▶ [Task to complete] Copy out the material from the line containing "Patent image size: (784, 657)." through the line containing "In FIG. 12, the collar 73 is at (647, 570).", reproducing each line without any change.

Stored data
>>>>>
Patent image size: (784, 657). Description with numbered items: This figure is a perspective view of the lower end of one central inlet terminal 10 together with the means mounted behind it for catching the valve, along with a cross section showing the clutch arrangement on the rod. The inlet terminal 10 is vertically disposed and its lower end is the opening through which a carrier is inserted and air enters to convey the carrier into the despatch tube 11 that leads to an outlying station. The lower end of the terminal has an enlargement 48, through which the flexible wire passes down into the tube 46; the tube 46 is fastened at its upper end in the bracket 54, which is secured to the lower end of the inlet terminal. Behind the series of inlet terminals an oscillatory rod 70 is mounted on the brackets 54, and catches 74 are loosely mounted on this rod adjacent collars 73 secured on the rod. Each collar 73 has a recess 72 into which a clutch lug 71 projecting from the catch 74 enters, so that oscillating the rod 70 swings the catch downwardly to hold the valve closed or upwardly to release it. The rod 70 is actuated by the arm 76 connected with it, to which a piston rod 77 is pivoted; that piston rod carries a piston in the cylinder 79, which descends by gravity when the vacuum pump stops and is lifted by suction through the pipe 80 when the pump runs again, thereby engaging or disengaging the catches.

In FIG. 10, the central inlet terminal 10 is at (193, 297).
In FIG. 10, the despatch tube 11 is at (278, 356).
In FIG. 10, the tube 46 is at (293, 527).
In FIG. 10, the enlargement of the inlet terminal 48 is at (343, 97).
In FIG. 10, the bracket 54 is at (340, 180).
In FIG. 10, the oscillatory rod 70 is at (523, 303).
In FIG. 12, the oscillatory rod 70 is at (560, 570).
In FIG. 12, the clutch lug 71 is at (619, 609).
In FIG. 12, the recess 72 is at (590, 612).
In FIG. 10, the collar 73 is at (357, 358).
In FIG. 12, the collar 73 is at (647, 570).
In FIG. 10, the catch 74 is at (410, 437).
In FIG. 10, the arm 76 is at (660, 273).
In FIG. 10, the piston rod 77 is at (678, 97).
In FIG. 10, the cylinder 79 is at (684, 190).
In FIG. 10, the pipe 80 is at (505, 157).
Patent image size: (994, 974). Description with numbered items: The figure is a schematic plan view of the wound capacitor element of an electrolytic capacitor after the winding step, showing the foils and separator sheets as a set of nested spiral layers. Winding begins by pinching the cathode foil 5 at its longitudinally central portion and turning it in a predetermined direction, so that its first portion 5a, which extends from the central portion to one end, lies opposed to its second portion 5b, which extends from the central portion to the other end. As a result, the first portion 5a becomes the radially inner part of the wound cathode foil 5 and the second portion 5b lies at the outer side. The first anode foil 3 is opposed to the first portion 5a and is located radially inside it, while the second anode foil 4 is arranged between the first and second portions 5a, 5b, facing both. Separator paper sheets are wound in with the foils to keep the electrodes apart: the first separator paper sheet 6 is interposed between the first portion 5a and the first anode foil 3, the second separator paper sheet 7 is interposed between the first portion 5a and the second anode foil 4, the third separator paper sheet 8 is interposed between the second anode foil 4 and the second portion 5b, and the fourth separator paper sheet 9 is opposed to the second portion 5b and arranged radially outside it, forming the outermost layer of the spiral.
<<<<<
>>>>>
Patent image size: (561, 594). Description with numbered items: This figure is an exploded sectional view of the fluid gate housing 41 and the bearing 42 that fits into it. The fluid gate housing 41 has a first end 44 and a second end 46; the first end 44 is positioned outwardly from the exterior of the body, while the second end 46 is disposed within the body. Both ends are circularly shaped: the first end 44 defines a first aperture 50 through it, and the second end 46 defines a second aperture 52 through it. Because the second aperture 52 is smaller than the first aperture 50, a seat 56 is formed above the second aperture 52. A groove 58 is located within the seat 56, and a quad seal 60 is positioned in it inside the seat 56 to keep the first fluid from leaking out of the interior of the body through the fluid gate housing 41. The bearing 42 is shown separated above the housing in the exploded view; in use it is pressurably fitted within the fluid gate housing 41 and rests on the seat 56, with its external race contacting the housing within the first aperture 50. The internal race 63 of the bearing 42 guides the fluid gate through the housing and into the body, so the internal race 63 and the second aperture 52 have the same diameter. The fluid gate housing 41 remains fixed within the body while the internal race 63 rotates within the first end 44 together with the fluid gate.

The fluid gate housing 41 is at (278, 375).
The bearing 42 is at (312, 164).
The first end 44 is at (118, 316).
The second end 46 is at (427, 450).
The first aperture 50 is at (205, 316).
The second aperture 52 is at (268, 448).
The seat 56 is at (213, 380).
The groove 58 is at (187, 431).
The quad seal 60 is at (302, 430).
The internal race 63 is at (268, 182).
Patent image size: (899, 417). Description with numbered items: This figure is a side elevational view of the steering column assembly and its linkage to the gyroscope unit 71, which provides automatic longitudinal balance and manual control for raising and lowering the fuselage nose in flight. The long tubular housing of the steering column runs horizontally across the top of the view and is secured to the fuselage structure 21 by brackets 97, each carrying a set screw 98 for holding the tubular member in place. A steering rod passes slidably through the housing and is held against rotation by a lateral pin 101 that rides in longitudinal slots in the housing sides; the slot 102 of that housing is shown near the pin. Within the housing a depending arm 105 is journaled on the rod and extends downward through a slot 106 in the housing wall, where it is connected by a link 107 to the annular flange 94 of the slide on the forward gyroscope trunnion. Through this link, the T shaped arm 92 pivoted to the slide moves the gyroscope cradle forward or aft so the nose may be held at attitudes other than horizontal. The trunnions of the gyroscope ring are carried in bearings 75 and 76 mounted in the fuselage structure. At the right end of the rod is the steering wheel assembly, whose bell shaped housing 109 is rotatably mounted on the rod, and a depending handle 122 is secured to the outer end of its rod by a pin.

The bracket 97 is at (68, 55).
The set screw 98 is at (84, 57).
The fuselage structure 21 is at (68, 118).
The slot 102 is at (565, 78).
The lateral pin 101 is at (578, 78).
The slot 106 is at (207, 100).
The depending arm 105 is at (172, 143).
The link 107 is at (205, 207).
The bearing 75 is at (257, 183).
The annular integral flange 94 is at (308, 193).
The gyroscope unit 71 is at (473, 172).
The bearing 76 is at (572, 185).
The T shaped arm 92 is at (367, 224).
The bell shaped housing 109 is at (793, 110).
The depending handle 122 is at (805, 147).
<<<<<
▶ [Exercise response]
Patent image size: (784, 657). Description with numbered items: This figure is a perspective view of the lower end of one central inlet terminal 10 together with the means mounted behind it for catching the valve, along with a cross section showing the clutch arrangement on the rod. The inlet terminal 10 is vertically disposed and its lower end is the opening through which a carrier is inserted and air enters to convey the carrier into the despatch tube 11 that leads to an outlying station. The lower end of the terminal has an enlargement 48, through which the flexible wire passes down into the tube 46; the tube 46 is fastened at its upper end in the bracket 54, which is secured to the lower end of the inlet terminal. Behind the series of inlet terminals an oscillatory rod 70 is mounted on the brackets 54, and catches 74 are loosely mounted on this rod adjacent collars 73 secured on the rod. Each collar 73 has a recess 72 into which a clutch lug 71 projecting from the catch 74 enters, so that oscillating the rod 70 swings the catch downwardly to hold the valve closed or upwardly to release it. The rod 70 is actuated by the arm 76 connected with it, to which a piston rod 77 is pivoted; that piston rod carries a piston in the cylinder 79, which descends by gravity when the vacuum pump stops and is lifted by suction through the pipe 80 when the pump runs again, thereby engaging or disengaging the catches.

In FIG. 10, the central inlet terminal 10 is at (193, 297).
In FIG. 10, the despatch tube 11 is at (278, 356).
In FIG. 10, the tube 46 is at (293, 527).
In FIG. 10, the enlargement of the inlet terminal 48 is at (343, 97).
In FIG. 10, the bracket 54 is at (340, 180).
In FIG. 10, the oscillatory rod 70 is at (523, 303).
In FIG. 12, the oscillatory rod 70 is at (560, 570).
In FIG. 12, the clutch lug 71 is at (619, 609).
In FIG. 12, the recess 72 is at (590, 612).
In FIG. 10, the collar 73 is at (357, 358).
In FIG. 12, the collar 73 is at (647, 570).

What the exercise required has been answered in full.